__THE EXERCISE__
What follows is a set of records; repeat all of them exactly.

__PROVIDED INFORMATION__
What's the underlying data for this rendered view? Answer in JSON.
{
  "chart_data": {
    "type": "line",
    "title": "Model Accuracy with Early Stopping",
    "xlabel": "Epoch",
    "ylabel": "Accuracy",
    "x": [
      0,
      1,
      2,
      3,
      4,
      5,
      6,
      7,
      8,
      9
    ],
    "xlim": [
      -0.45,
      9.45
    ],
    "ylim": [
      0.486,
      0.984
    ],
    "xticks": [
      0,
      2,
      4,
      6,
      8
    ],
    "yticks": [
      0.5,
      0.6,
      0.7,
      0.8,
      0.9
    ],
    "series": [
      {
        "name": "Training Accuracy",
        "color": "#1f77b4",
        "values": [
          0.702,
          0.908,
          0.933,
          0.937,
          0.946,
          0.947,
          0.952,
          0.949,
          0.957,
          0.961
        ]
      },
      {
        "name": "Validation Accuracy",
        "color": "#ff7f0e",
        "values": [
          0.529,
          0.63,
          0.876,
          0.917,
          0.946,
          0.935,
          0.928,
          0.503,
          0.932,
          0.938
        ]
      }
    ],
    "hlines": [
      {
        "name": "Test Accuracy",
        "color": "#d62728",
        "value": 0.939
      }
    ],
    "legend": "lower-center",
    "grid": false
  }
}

__SOLUTION__
What's the underlying data for this rendered view? Answer in JSON.
{
  "chart_data": {
    "type": "line",
    "title": "Model Accuracy with Early Stopping",
    "xlabel": "Epoch",
    "ylabel": "Accuracy",
    "x": [
      0,
      1,
      2,
      3,
      4,
      5,
      6,
      7,
      8,
      9
    ],
    "xlim": [
      -0.45,
      9.45
    ],
    "ylim": [
      0.486,
      0.984
    ],
    "xticks": [
      0,
      2,
      4,
      6,
      8
    ],
    "yticks": [
      0.5,
      0.6,
      0.7,
      0.8,
      0.9
    ],
    "series": [
      {
        "name": "Training Accuracy",
        "color": "#1f77b4",
        "values": [
          0.702,
          0.908,
          0.933,
          0.937,
          0.946,
          0.947,
          0.952,
          0.949,
          0.957,
          0.961
        ]
      },
      {
        "name": "Validation Accuracy",
        "color": "#ff7f0e",
        "values": [
          0.529,
          0.63,
          0.876,
          0.917,
          0.946,
          0.935,
          0.928,
          0.503,
          0.932,
          0.938
        ]
      }
    ],
    "hlines": [
      {
        "name": "Test Accuracy",
        "color": "#d62728",
        "value": 0.939
      }
    ],
    "legend": "lower-center",
    "grid": false
  }
}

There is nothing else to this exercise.